PROBLEM:
Produce an exact copy of all the data below, dropping every image.

DATA SHOWN:

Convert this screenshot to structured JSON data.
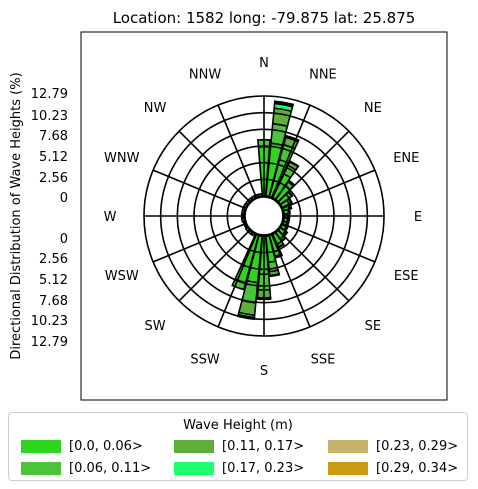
{
  "chart_data": {
    "type": "windrose",
    "title": "Location: 1582 long: -79.875 lat: 25.875",
    "ylabel": "Directional Distribution of Wave Heights (%)",
    "radial_ticks_upper": [
      "12.79",
      "10.23",
      "7.68",
      "5.12",
      "2.56",
      "0"
    ],
    "radial_ticks_lower": [
      "0",
      "2.56",
      "5.12",
      "7.68",
      "10.23",
      "12.79"
    ],
    "radial_max": 12.79,
    "direction_labels": [
      "N",
      "NNE",
      "NE",
      "ENE",
      "E",
      "ESE",
      "SE",
      "SSE",
      "S",
      "SSW",
      "SW",
      "WSW",
      "W",
      "WNW",
      "NW",
      "NNW"
    ],
    "sector_count": 36,
    "legend_title": "Wave Height (m)",
    "legend_placement": "bottom",
    "series": [
      {
        "name": "[0.0, 0.06>",
        "color": "#2ed41e",
        "values": [
          6.3,
          6.8,
          4.9,
          3.4,
          2.2,
          1.4,
          1.0,
          0.8,
          0.6,
          0.5,
          0.5,
          0.5,
          0.6,
          0.8,
          1.0,
          1.4,
          2.2,
          3.4,
          4.9,
          6.0,
          6.3,
          0.3,
          0.3,
          0.3,
          0.2,
          0.2,
          0.3,
          0.3,
          0.3,
          0.3,
          0.3,
          0.3,
          0.3,
          0.3,
          0.3,
          0.3
        ]
      },
      {
        "name": "[0.06, 0.11>",
        "color": "#4cc43a",
        "values": [
          0.9,
          2.5,
          2.0,
          1.2,
          0.6,
          0.4,
          0.3,
          0.2,
          0.2,
          0.2,
          0.2,
          0.2,
          0.2,
          0.2,
          0.3,
          0.4,
          0.6,
          1.2,
          2.0,
          2.6,
          0.9,
          0,
          0,
          0,
          0,
          0,
          0,
          0,
          0,
          0,
          0,
          0,
          0,
          0,
          0,
          0
        ]
      },
      {
        "name": "[0.11, 0.17>",
        "color": "#5fae3c",
        "values": [
          0,
          2.0,
          1.0,
          0.5,
          0.2,
          0.1,
          0.1,
          0.1,
          0,
          0,
          0,
          0,
          0,
          0.1,
          0.1,
          0.1,
          0.2,
          0.5,
          1.0,
          1.6,
          0,
          0,
          0,
          0,
          0,
          0,
          0,
          0,
          0,
          0,
          0,
          0,
          0,
          0,
          0,
          0
        ]
      },
      {
        "name": "[0.17, 0.23>",
        "color": "#1eff6e",
        "values": [
          0,
          0.6,
          0.2,
          0.1,
          0,
          0,
          0,
          0,
          0,
          0,
          0,
          0,
          0,
          0,
          0,
          0,
          0,
          0.1,
          0.2,
          0.3,
          0,
          0,
          0,
          0,
          0,
          0,
          0,
          0,
          0,
          0,
          0,
          0,
          0,
          0,
          0,
          0
        ]
      },
      {
        "name": "[0.23, 0.29>",
        "color": "#c7b26b",
        "values": [
          0,
          0.2,
          0,
          0,
          0,
          0,
          0,
          0,
          0,
          0,
          0,
          0,
          0,
          0,
          0,
          0,
          0,
          0,
          0,
          0.1,
          0,
          0,
          0,
          0,
          0,
          0,
          0,
          0,
          0,
          0,
          0,
          0,
          0,
          0,
          0,
          0
        ]
      },
      {
        "name": "[0.29, 0.34>",
        "color": "#c99a12",
        "values": [
          0,
          0.1,
          0,
          0,
          0,
          0,
          0,
          0,
          0,
          0,
          0,
          0,
          0,
          0,
          0,
          0,
          0,
          0,
          0,
          0.1,
          0,
          0,
          0,
          0,
          0,
          0,
          0,
          0,
          0,
          0,
          0,
          0,
          0,
          0,
          0,
          0
        ]
      }
    ]
  }
}
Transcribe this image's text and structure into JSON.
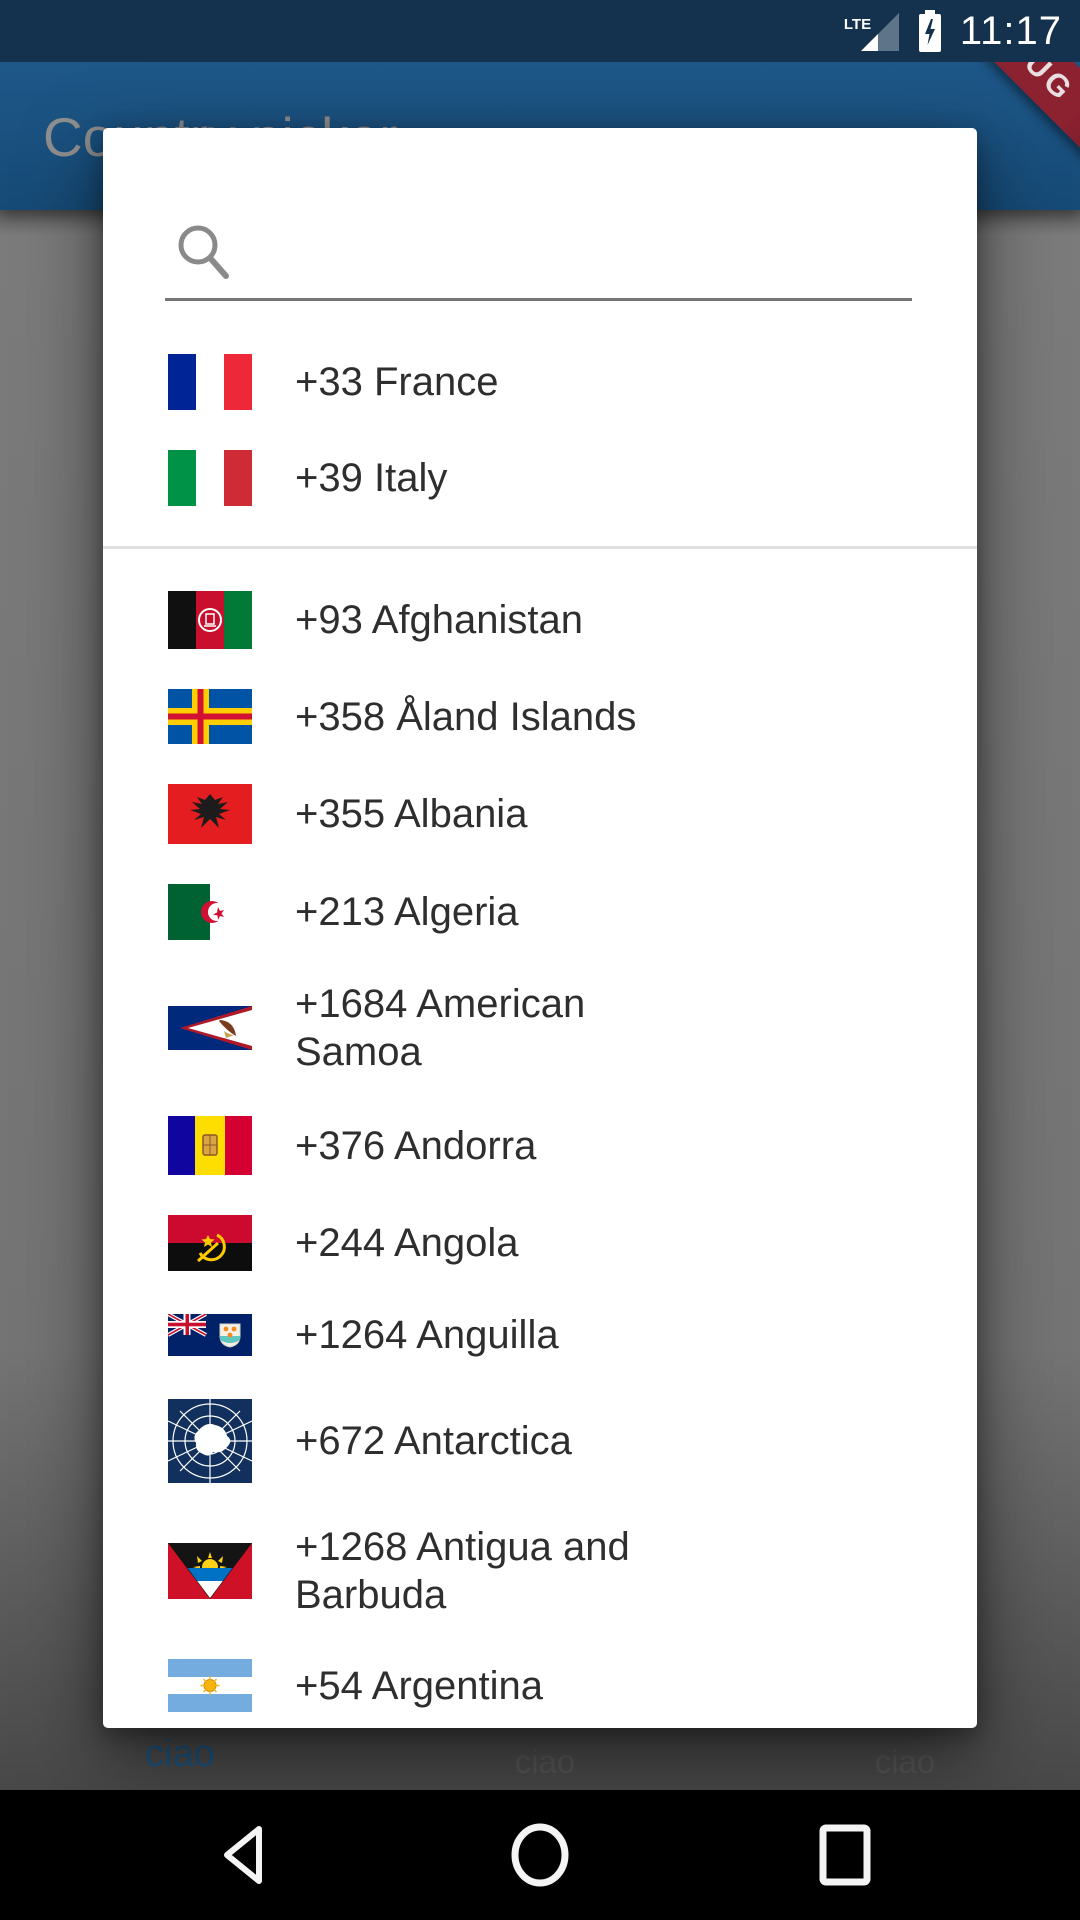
{
  "status_bar": {
    "network": "LTE",
    "time": "11:17"
  },
  "debug_banner": {
    "label": "DEBUG"
  },
  "app_bar": {
    "title": "Country picker"
  },
  "dialog": {
    "search": {
      "placeholder": ""
    },
    "favorites": [
      {
        "code": "fr",
        "label": "+33 France"
      },
      {
        "code": "it",
        "label": "+39 Italy"
      }
    ],
    "countries": [
      {
        "code": "af",
        "label": "+93 Afghanistan"
      },
      {
        "code": "ax",
        "label": "+358 Åland Islands"
      },
      {
        "code": "al",
        "label": "+355 Albania"
      },
      {
        "code": "dz",
        "label": "+213 Algeria"
      },
      {
        "code": "as",
        "label": "+1684 American\nSamoa"
      },
      {
        "code": "ad",
        "label": "+376 Andorra"
      },
      {
        "code": "ao",
        "label": "+244 Angola"
      },
      {
        "code": "ai",
        "label": "+1264 Anguilla"
      },
      {
        "code": "aq",
        "label": "+672 Antarctica"
      },
      {
        "code": "ag",
        "label": "+1268 Antigua and\nBarbuda"
      },
      {
        "code": "ar",
        "label": "+54 Argentina"
      }
    ]
  },
  "tabs": [
    {
      "label": "ciao",
      "active": true
    },
    {
      "label": "ciao",
      "active": false
    },
    {
      "label": "ciao",
      "active": false
    }
  ],
  "nav_bar": {
    "back": "back",
    "home": "home",
    "recents": "recents"
  },
  "colors": {
    "status_bar": "#14324E",
    "app_bar": "#1B5282",
    "app_bar_title": "#8F8F8F",
    "debug_ribbon": "#8C2130",
    "active_tab": "#1C5480",
    "inactive_tab": "#565656",
    "row_text": "#2E2E2E",
    "divider": "#E0E0E0",
    "search_underline": "#757575"
  }
}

CORRECT OUTPUT:
Convert this screenshot to structured JSON data.
{
  "chart_data": {
    "type": "windrose",
    "title": "Location: 1582 long: -79.875 lat: 25.875",
    "ylabel": "Directional Distribution of Wave Heights (%)",
    "radial_ticks_upper": [
      "12.79",
      "10.23",
      "7.68",
      "5.12",
      "2.56",
      "0"
    ],
    "radial_ticks_lower": [
      "0",
      "2.56",
      "5.12",
      "7.68",
      "10.23",
      "12.79"
    ],
    "radial_max": 12.79,
    "direction_labels": [
      "N",
      "NNE",
      "NE",
      "ENE",
      "E",
      "ESE",
      "SE",
      "SSE",
      "S",
      "SSW",
      "SW",
      "WSW",
      "W",
      "WNW",
      "NW",
      "NNW"
    ],
    "sector_count": 36,
    "legend_title": "Wave Height (m)",
    "legend_placement": "bottom",
    "series": [
      {
        "name": "[0.0, 0.06>",
        "color": "#2ed41e",
        "values": [
          6.3,
          6.8,
          4.9,
          3.4,
          2.2,
          1.4,
          1.0,
          0.8,
          0.6,
          0.5,
          0.5,
          0.5,
          0.6,
          0.8,
          1.0,
          1.4,
          2.2,
          3.4,
          4.9,
          6.0,
          6.3,
          0.3,
          0.3,
          0.3,
          0.2,
          0.2,
          0.3,
          0.3,
          0.3,
          0.3,
          0.3,
          0.3,
          0.3,
          0.3,
          0.3,
          0.3
        ]
      },
      {
        "name": "[0.06, 0.11>",
        "color": "#4cc43a",
        "values": [
          0.9,
          2.5,
          2.0,
          1.2,
          0.6,
          0.4,
          0.3,
          0.2,
          0.2,
          0.2,
          0.2,
          0.2,
          0.2,
          0.2,
          0.3,
          0.4,
          0.6,
          1.2,
          2.0,
          2.6,
          0.9,
          0,
          0,
          0,
          0,
          0,
          0,
          0,
          0,
          0,
          0,
          0,
          0,
          0,
          0,
          0
        ]
      },
      {
        "name": "[0.11, 0.17>",
        "color": "#5fae3c",
        "values": [
          0,
          2.0,
          1.0,
          0.5,
          0.2,
          0.1,
          0.1,
          0.1,
          0,
          0,
          0,
          0,
          0,
          0.1,
          0.1,
          0.1,
          0.2,
          0.5,
          1.0,
          1.6,
          0,
          0,
          0,
          0,
          0,
          0,
          0,
          0,
          0,
          0,
          0,
          0,
          0,
          0,
          0,
          0
        ]
      },
      {
        "name": "[0.17, 0.23>",
        "color": "#1eff6e",
        "values": [
          0,
          0.6,
          0.2,
          0.1,
          0,
          0,
          0,
          0,
          0,
          0,
          0,
          0,
          0,
          0,
          0,
          0,
          0,
          0.1,
          0.2,
          0.3,
          0,
          0,
          0,
          0,
          0,
          0,
          0,
          0,
          0,
          0,
          0,
          0,
          0,
          0,
          0,
          0
        ]
      },
      {
        "name": "[0.23, 0.29>",
        "color": "#c7b26b",
        "values": [
          0,
          0.2,
          0,
          0,
          0,
          0,
          0,
          0,
          0,
          0,
          0,
          0,
          0,
          0,
          0,
          0,
          0,
          0,
          0,
          0.1,
          0,
          0,
          0,
          0,
          0,
          0,
          0,
          0,
          0,
          0,
          0,
          0,
          0,
          0,
          0,
          0
        ]
      },
      {
        "name": "[0.29, 0.34>",
        "color": "#c99a12",
        "values": [
          0,
          0.1,
          0,
          0,
          0,
          0,
          0,
          0,
          0,
          0,
          0,
          0,
          0,
          0,
          0,
          0,
          0,
          0,
          0,
          0.1,
          0,
          0,
          0,
          0,
          0,
          0,
          0,
          0,
          0,
          0,
          0,
          0,
          0,
          0,
          0,
          0
        ]
      }
    ]
  }
}
Transcribe this image's text and structure into JSON.
{
  "status_bar": {
    "network": "LTE",
    "time": "11:17"
  },
  "debug_banner": {
    "label": "DEBUG"
  },
  "app_bar": {
    "title": "Country picker"
  },
  "dialog": {
    "search": {
      "placeholder": ""
    },
    "favorites": [
      {
        "code": "fr",
        "label": "+33 France"
      },
      {
        "code": "it",
        "label": "+39 Italy"
      }
    ],
    "countries": [
      {
        "code": "af",
        "label": "+93 Afghanistan"
      },
      {
        "code": "ax",
        "label": "+358 Åland Islands"
      },
      {
        "code": "al",
        "label": "+355 Albania"
      },
      {
        "code": "dz",
        "label": "+213 Algeria"
      },
      {
        "code": "as",
        "label": "+1684 American\nSamoa"
      },
      {
        "code": "ad",
        "label": "+376 Andorra"
      },
      {
        "code": "ao",
        "label": "+244 Angola"
      },
      {
        "code": "ai",
        "label": "+1264 Anguilla"
      },
      {
        "code": "aq",
        "label": "+672 Antarctica"
      },
      {
        "code": "ag",
        "label": "+1268 Antigua and\nBarbuda"
      },
      {
        "code": "ar",
        "label": "+54 Argentina"
      }
    ]
  },
  "tabs": [
    {
      "label": "ciao",
      "active": true
    },
    {
      "label": "ciao",
      "active": false
    },
    {
      "label": "ciao",
      "active": false
    }
  ],
  "nav_bar": {
    "back": "back",
    "home": "home",
    "recents": "recents"
  },
  "colors": {
    "status_bar": "#14324E",
    "app_bar": "#1B5282",
    "app_bar_title": "#8F8F8F",
    "debug_ribbon": "#8C2130",
    "active_tab": "#1C5480",
    "inactive_tab": "#565656",
    "row_text": "#2E2E2E",
    "divider": "#E0E0E0",
    "search_underline": "#757575"
  }
}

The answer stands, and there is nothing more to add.